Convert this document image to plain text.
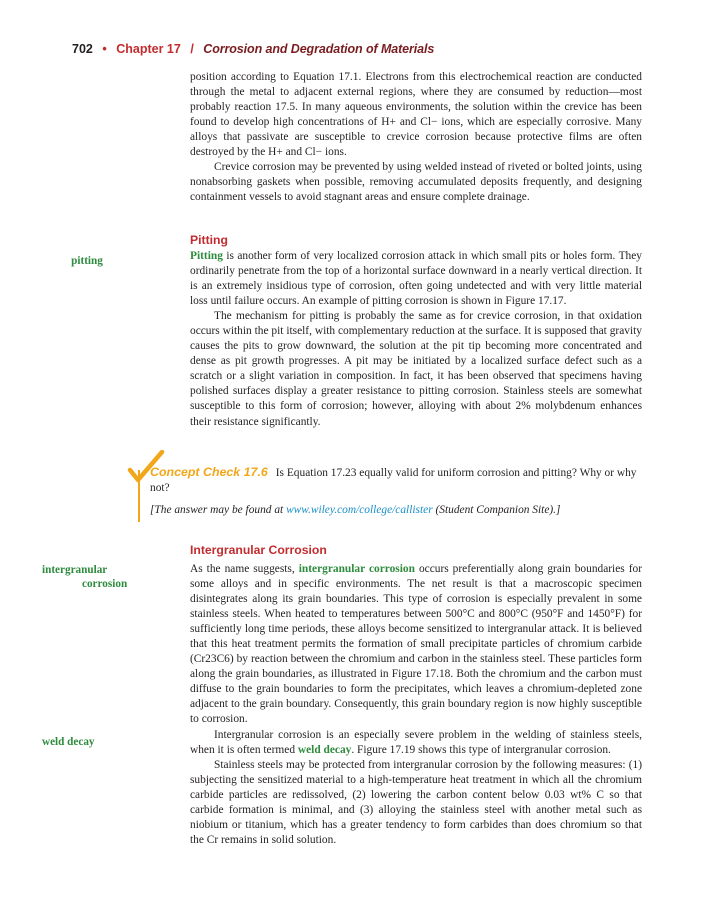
702 • Chapter 17 / Corrosion and Degradation of Materials

position according to Equation 17.1. Electrons from this electrochemical reaction are conducted through the metal to adjacent external regions, where they are consumed by reduction—most probably reaction 17.5. In many aqueous environments, the solution within the crevice has been found to develop high concentrations of H+ and Cl− ions, which are especially corrosive. Many alloys that passivate are susceptible to crevice corrosion because protective films are often destroyed by the H+ and Cl− ions.

Crevice corrosion may be prevented by using welded instead of riveted or bolted joints, using nonabsorbing gaskets when possible, removing accumulated deposits frequently, and designing containment vessels to avoid stagnant areas and ensure complete drainage.

Pitting
pitting	Pitting is another form of very localized corrosion attack in which small pits or holes form. They ordinarily penetrate from the top of a horizontal surface downward in a nearly vertical direction. It is an extremely insidious type of corrosion, often going undetected and with very little material loss until failure occurs. An example of pitting corrosion is shown in Figure 17.17.

The mechanism for pitting is probably the same as for crevice corrosion, in that oxidation occurs within the pit itself, with complementary reduction at the surface. It is supposed that gravity causes the pits to grow downward, the solution at the pit tip becoming more concentrated and dense as pit growth progresses. A pit may be initiated by a localized surface defect such as a scratch or a slight variation in composition. In fact, it has been observed that specimens having polished surfaces display a greater resistance to pitting corrosion. Stainless steels are somewhat susceptible to this form of corrosion; however, alloying with about 2% molybdenum enhances their resistance significantly.

Concept Check 17.6 Is Equation 17.23 equally valid for uniform corrosion and pitting? Why or why not?
[The answer may be found at www.wiley.com/college/callister (Student Companion Site).]
Intergranular Corrosion
intergranular
corrosion
weld decay

As the name suggests, intergranular corrosion occurs preferentially along grain boundaries for some alloys and in specific environments. The net result is that a macroscopic specimen disintegrates along its grain boundaries. This type of corrosion is especially prevalent in some stainless steels. When heated to temperatures between 500°C and 800°C (950°F and 1450°F) for sufficiently long time periods, these alloys become sensitized to intergranular attack. It is believed that this heat treatment permits the formation of small precipitate particles of chromium carbide (Cr23C6) by reaction between the chromium and carbon in the stainless steel. These particles form along the grain boundaries, as illustrated in Figure 17.18. Both the chromium and the carbon must diffuse to the grain boundaries to form the precipitates, which leaves a chromium-depleted zone adjacent to the grain boundary. Consequently, this grain boundary region is now highly susceptible to corrosion.

Intergranular corrosion is an especially severe problem in the welding of stainless steels, when it is often termed weld decay. Figure 17.19 shows this type of intergranular corrosion.

Stainless steels may be protected from intergranular corrosion by the following measures: (1) subjecting the sensitized material to a high-temperature heat treatment in which all the chromium carbide particles are redissolved, (2) lowering the carbon content below 0.03 wt% C so that carbide formation is minimal, and (3) alloying the stainless steel with another metal such as niobium or titanium, which has a greater tendency to form carbides than does chromium so that the Cr remains in solid solution.
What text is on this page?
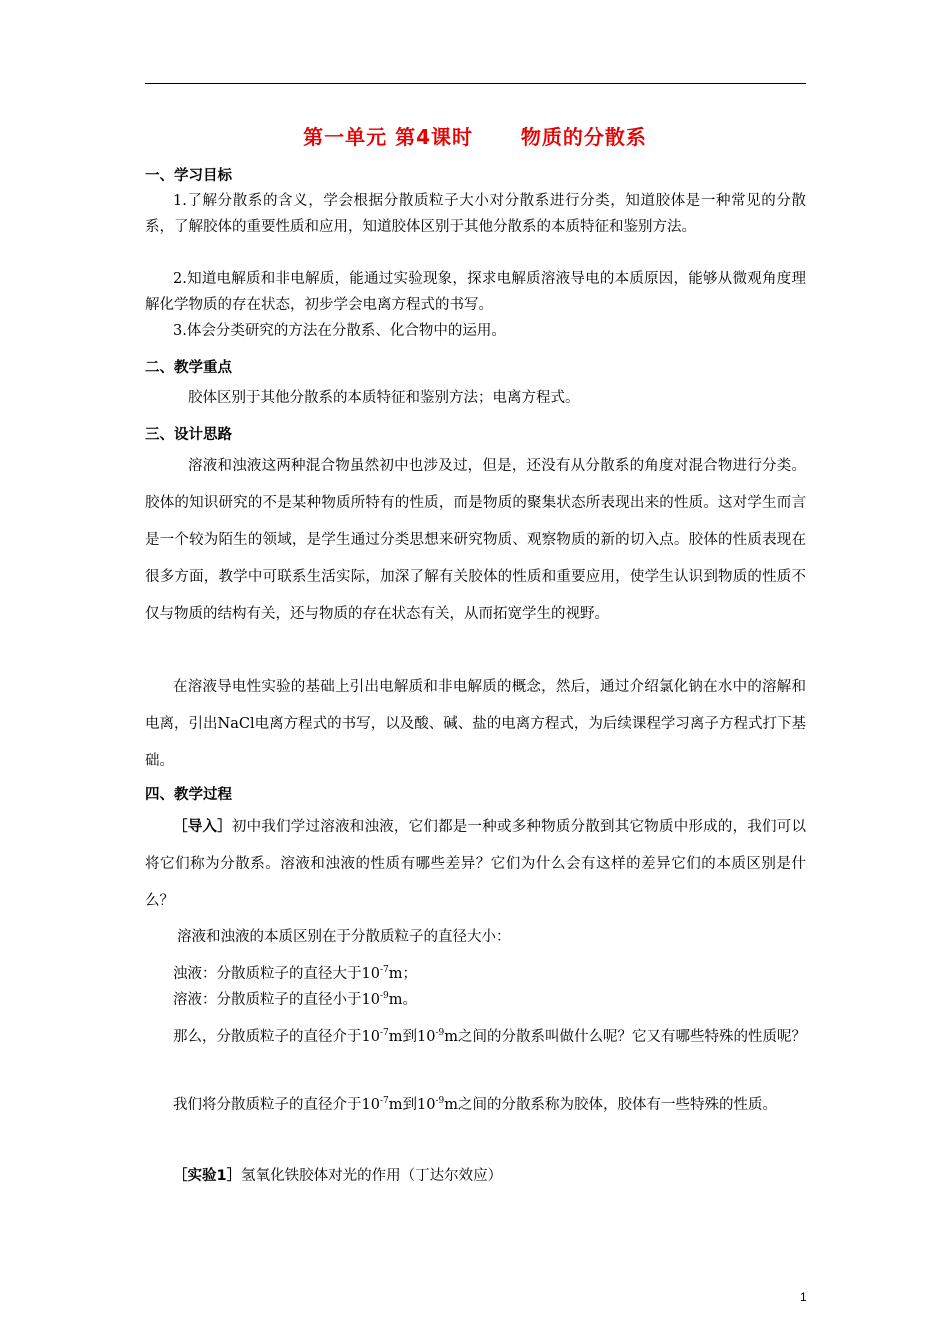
第一单元 第4课时      物质的分散系
一、学习目标
1.了解分散系的含义，学会根据分散质粒子大小对分散系进行分类，知道胶体是一种常见的分散系，了解胶体的重要性质和应用，知道胶体区别于其他分散系的本质特征和鉴别方法。
2.知道电解质和非电解质，能通过实验现象，探求电解质溶液导电的本质原因，能够从微观角度理解化学物质的存在状态，初步学会电离方程式的书写。
3.体会分类研究的方法在分散系、化合物中的运用。
二、教学重点
胶体区别于其他分散系的本质特征和鉴别方法；电离方程式。
三、设计思路
溶液和浊液这两种混合物虽然初中也涉及过，但是，还没有从分散系的角度对混合物进行分类。胶体的知识研究的不是某种物质所特有的性质，而是物质的聚集状态所表现出来的性质。这对学生而言是一个较为陌生的领域，是学生通过分类思想来研究物质、观察物质的新的切入点。胶体的性质表现在很多方面，教学中可联系生活实际，加深了解有关胶体的性质和重要应用，使学生认识到物质的性质不仅与物质的结构有关，还与物质的存在状态有关，从而拓宽学生的视野。
在溶液导电性实验的基础上引出电解质和非电解质的概念，然后，通过介绍氯化钠在水中的溶解和电离，引出NaCl电离方程式的书写，以及酸、碱、盐的电离方程式，为后续课程学习离子方程式打下基础。
四、教学过程
［导入］初中我们学过溶液和浊液，它们都是一种或多种物质分散到其它物质中形成的，我们可以将它们称为分散系。溶液和浊液的性质有哪些差异？它们为什么会有这样的差异它们的本质区别是什么？
溶液和浊液的本质区别在于分散质粒子的直径大小：
浊液：分散质粒子的直径大于$10^{-7}m$；
溶液：分散质粒子的直径小于$10^{-9}m$。
那么，分散质粒子的直径介于$10^{-7}m$到$10^{-9}m$之间的分散系叫做什么呢？它又有哪些特殊的性质呢？
我们将分散质粒子的直径介于$10^{-7}m$到$10^{-9}m$之间的分散系称为胶体，胶体有一些特殊的性质。
［实验1］氢氧化铁胶体对光的作用（丁达尔效应）
1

GIVEN REQUEST
Every record above must be given again exactly; drop the pictures.

RIGHT ANSWER
Convert this document image to plain text.
702 • Chapter 17 / Corrosion and Degradation of Materials

position according to Equation 17.1. Electrons from this electrochemical reaction are conducted through the metal to adjacent external regions, where they are consumed by reduction—most probably reaction 17.5. In many aqueous environments, the solution within the crevice has been found to develop high concentrations of H+ and Cl− ions, which are especially corrosive. Many alloys that passivate are susceptible to crevice corrosion because protective films are often destroyed by the H+ and Cl− ions.

Crevice corrosion may be prevented by using welded instead of riveted or bolted joints, using nonabsorbing gaskets when possible, removing accumulated deposits frequently, and designing containment vessels to avoid stagnant areas and ensure complete drainage.

Pitting
pitting	Pitting is another form of very localized corrosion attack in which small pits or holes form. They ordinarily penetrate from the top of a horizontal surface downward in a nearly vertical direction. It is an extremely insidious type of corrosion, often going undetected and with very little material loss until failure occurs. An example of pitting corrosion is shown in Figure 17.17.

The mechanism for pitting is probably the same as for crevice corrosion, in that oxidation occurs within the pit itself, with complementary reduction at the surface. It is supposed that gravity causes the pits to grow downward, the solution at the pit tip becoming more concentrated and dense as pit growth progresses. A pit may be initiated by a localized surface defect such as a scratch or a slight variation in composition. In fact, it has been observed that specimens having polished surfaces display a greater resistance to pitting corrosion. Stainless steels are somewhat susceptible to this form of corrosion; however, alloying with about 2% molybdenum enhances their resistance significantly.

Concept Check 17.6 Is Equation 17.23 equally valid for uniform corrosion and pitting? Why or why not?
[The answer may be found at www.wiley.com/college/callister (Student Companion Site).]
Intergranular Corrosion
intergranular
corrosion
weld decay

As the name suggests, intergranular corrosion occurs preferentially along grain boundaries for some alloys and in specific environments. The net result is that a macroscopic specimen disintegrates along its grain boundaries. This type of corrosion is especially prevalent in some stainless steels. When heated to temperatures between 500°C and 800°C (950°F and 1450°F) for sufficiently long time periods, these alloys become sensitized to intergranular attack. It is believed that this heat treatment permits the formation of small precipitate particles of chromium carbide (Cr23C6) by reaction between the chromium and carbon in the stainless steel. These particles form along the grain boundaries, as illustrated in Figure 17.18. Both the chromium and the carbon must diffuse to the grain boundaries to form the precipitates, which leaves a chromium-depleted zone adjacent to the grain boundary. Consequently, this grain boundary region is now highly susceptible to corrosion.

Intergranular corrosion is an especially severe problem in the welding of stainless steels, when it is often termed weld decay. Figure 17.19 shows this type of intergranular corrosion.

Stainless steels may be protected from intergranular corrosion by the following measures: (1) subjecting the sensitized material to a high-temperature heat treatment in which all the chromium carbide particles are redissolved, (2) lowering the carbon content below 0.03 wt% C so that carbide formation is minimal, and (3) alloying the stainless steel with another metal such as niobium or titanium, which has a greater tendency to form carbides than does chromium so that the Cr remains in solid solution.
What text is on this page?
第一单元 第4课时      物质的分散系
一、学习目标
1.了解分散系的含义，学会根据分散质粒子大小对分散系进行分类，知道胶体是一种常见的分散系，了解胶体的重要性质和应用，知道胶体区别于其他分散系的本质特征和鉴别方法。
2.知道电解质和非电解质，能通过实验现象，探求电解质溶液导电的本质原因，能够从微观角度理解化学物质的存在状态，初步学会电离方程式的书写。
3.体会分类研究的方法在分散系、化合物中的运用。
二、教学重点
胶体区别于其他分散系的本质特征和鉴别方法；电离方程式。
三、设计思路
溶液和浊液这两种混合物虽然初中也涉及过，但是，还没有从分散系的角度对混合物进行分类。胶体的知识研究的不是某种物质所特有的性质，而是物质的聚集状态所表现出来的性质。这对学生而言是一个较为陌生的领域，是学生通过分类思想来研究物质、观察物质的新的切入点。胶体的性质表现在很多方面，教学中可联系生活实际，加深了解有关胶体的性质和重要应用，使学生认识到物质的性质不仅与物质的结构有关，还与物质的存在状态有关，从而拓宽学生的视野。
在溶液导电性实验的基础上引出电解质和非电解质的概念，然后，通过介绍氯化钠在水中的溶解和电离，引出NaCl电离方程式的书写，以及酸、碱、盐的电离方程式，为后续课程学习离子方程式打下基础。
四、教学过程
［导入］初中我们学过溶液和浊液，它们都是一种或多种物质分散到其它物质中形成的，我们可以将它们称为分散系。溶液和浊液的性质有哪些差异？它们为什么会有这样的差异它们的本质区别是什么？
溶液和浊液的本质区别在于分散质粒子的直径大小：
浊液：分散质粒子的直径大于$10^{-7}m$；
溶液：分散质粒子的直径小于$10^{-9}m$。
那么，分散质粒子的直径介于$10^{-7}m$到$10^{-9}m$之间的分散系叫做什么呢？它又有哪些特殊的性质呢？
我们将分散质粒子的直径介于$10^{-7}m$到$10^{-9}m$之间的分散系称为胶体，胶体有一些特殊的性质。
［实验1］氢氧化铁胶体对光的作用（丁达尔效应）
1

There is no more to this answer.